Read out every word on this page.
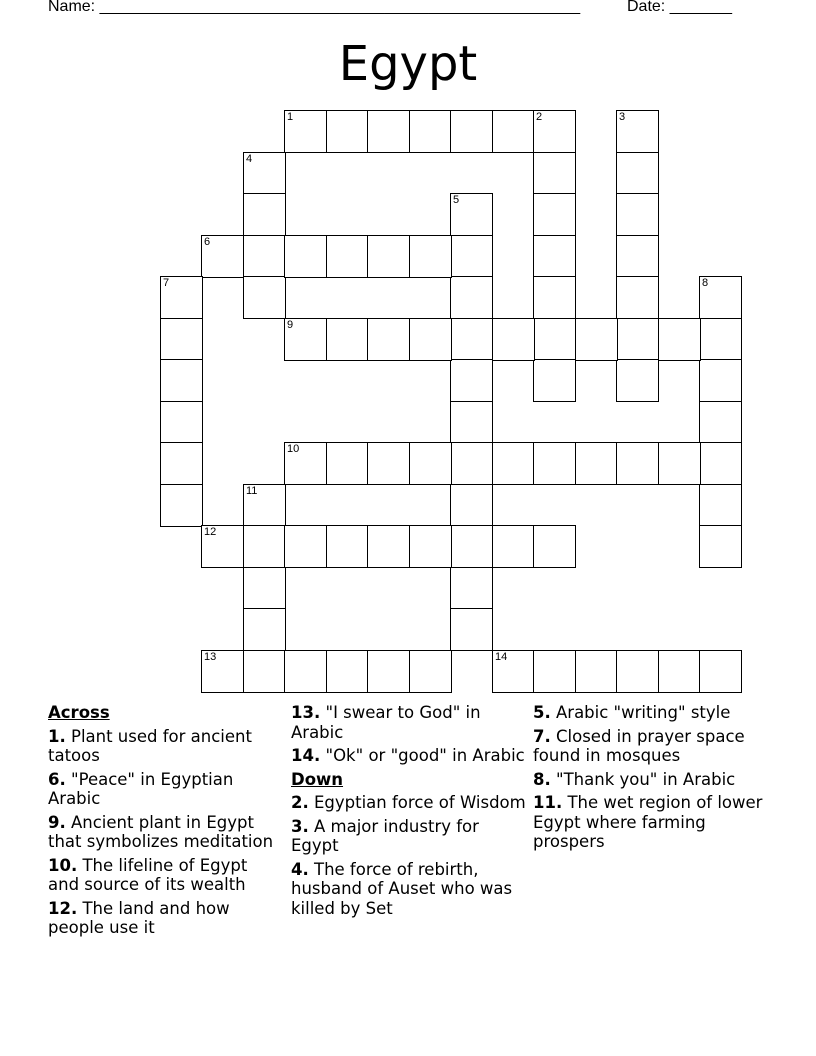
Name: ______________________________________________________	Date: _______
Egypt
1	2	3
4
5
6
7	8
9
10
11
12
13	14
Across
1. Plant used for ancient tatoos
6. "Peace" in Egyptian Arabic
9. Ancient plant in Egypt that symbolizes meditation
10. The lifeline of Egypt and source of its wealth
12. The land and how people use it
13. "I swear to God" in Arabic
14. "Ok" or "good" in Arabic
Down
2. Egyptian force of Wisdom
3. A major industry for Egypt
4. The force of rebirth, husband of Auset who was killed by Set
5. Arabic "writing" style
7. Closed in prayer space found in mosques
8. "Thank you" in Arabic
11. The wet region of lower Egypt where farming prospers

━━━

Find the word "Arabic" in the data and show each line that holds it.

6. "Peace" in Egyptian Arabic
13. "I swear to God" in Arabic
14. "Ok" or "good" in Arabic
5. Arabic "writing" style
8. "Thank you" in Arabic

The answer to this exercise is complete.